*What the task requires*: Reproduce each line from the records that holds "this".

-------- Material shown --------

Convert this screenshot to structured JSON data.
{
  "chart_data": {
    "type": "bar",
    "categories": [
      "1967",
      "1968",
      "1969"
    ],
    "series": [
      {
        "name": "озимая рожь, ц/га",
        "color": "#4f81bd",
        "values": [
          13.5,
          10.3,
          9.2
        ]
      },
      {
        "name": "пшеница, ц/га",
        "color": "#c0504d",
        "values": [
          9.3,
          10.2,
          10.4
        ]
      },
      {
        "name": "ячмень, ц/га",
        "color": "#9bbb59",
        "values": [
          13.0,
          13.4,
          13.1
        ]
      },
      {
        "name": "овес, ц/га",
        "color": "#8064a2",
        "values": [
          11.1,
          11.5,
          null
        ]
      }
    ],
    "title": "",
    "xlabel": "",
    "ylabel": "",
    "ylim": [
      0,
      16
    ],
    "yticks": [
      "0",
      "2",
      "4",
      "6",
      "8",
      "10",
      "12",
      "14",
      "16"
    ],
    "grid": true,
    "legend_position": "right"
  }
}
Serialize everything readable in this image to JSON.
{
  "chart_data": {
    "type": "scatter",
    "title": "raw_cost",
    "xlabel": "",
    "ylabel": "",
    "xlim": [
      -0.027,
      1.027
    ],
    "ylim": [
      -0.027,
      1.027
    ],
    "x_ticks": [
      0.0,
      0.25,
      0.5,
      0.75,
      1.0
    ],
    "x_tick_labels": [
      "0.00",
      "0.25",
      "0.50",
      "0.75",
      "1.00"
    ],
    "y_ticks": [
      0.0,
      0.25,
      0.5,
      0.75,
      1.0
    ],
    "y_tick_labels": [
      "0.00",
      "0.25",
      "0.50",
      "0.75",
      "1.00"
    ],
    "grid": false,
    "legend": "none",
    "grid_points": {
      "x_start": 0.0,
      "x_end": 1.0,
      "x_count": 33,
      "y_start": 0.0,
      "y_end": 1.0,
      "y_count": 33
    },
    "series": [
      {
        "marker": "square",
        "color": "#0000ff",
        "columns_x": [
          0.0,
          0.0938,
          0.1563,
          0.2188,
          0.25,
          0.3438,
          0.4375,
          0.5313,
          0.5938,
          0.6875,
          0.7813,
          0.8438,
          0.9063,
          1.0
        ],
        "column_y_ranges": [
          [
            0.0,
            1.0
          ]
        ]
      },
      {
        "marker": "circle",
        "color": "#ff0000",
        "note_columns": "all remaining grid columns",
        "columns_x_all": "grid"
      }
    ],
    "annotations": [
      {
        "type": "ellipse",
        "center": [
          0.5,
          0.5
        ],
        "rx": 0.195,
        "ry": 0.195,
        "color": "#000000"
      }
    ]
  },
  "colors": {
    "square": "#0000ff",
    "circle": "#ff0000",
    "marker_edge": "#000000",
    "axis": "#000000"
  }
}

--------

*Exercise answer*:
Convert this screenshot to structured JSON data.
Serialize everything readable in this image to JSON.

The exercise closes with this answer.